SOURCE DATA »
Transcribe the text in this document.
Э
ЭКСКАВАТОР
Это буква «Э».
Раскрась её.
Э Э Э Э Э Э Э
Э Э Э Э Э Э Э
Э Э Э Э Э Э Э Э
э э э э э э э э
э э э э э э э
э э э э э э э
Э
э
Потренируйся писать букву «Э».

...

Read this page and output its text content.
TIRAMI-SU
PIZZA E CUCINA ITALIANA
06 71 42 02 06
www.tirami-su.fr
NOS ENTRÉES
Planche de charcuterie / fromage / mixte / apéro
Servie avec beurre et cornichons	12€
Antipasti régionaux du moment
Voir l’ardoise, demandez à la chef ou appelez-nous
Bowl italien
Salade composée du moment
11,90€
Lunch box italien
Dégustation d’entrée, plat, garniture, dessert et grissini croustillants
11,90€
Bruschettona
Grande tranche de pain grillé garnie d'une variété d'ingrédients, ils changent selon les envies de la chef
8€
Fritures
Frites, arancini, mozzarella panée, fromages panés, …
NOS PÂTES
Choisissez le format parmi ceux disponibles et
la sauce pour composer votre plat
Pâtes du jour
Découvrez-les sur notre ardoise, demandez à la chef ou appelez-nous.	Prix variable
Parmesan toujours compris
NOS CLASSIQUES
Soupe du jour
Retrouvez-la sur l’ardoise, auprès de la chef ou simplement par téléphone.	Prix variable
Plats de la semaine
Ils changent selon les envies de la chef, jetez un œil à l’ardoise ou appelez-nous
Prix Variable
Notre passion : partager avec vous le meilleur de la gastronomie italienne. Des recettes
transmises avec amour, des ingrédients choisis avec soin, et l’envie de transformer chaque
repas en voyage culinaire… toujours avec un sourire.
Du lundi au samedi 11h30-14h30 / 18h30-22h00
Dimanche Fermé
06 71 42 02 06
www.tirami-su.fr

REQUIRED WORK » Pick out every line with the string "appelez" and copy it.

FINAL ANSWER »
Voir l’ardoise, demandez à la chef ou appelez-nous
Découvrez-les sur notre ardoise, demandez à la chef ou appelez-nous.	Prix variable
Ils changent selon les envies de la chef, jetez un œil à l’ardoise ou appelez-nous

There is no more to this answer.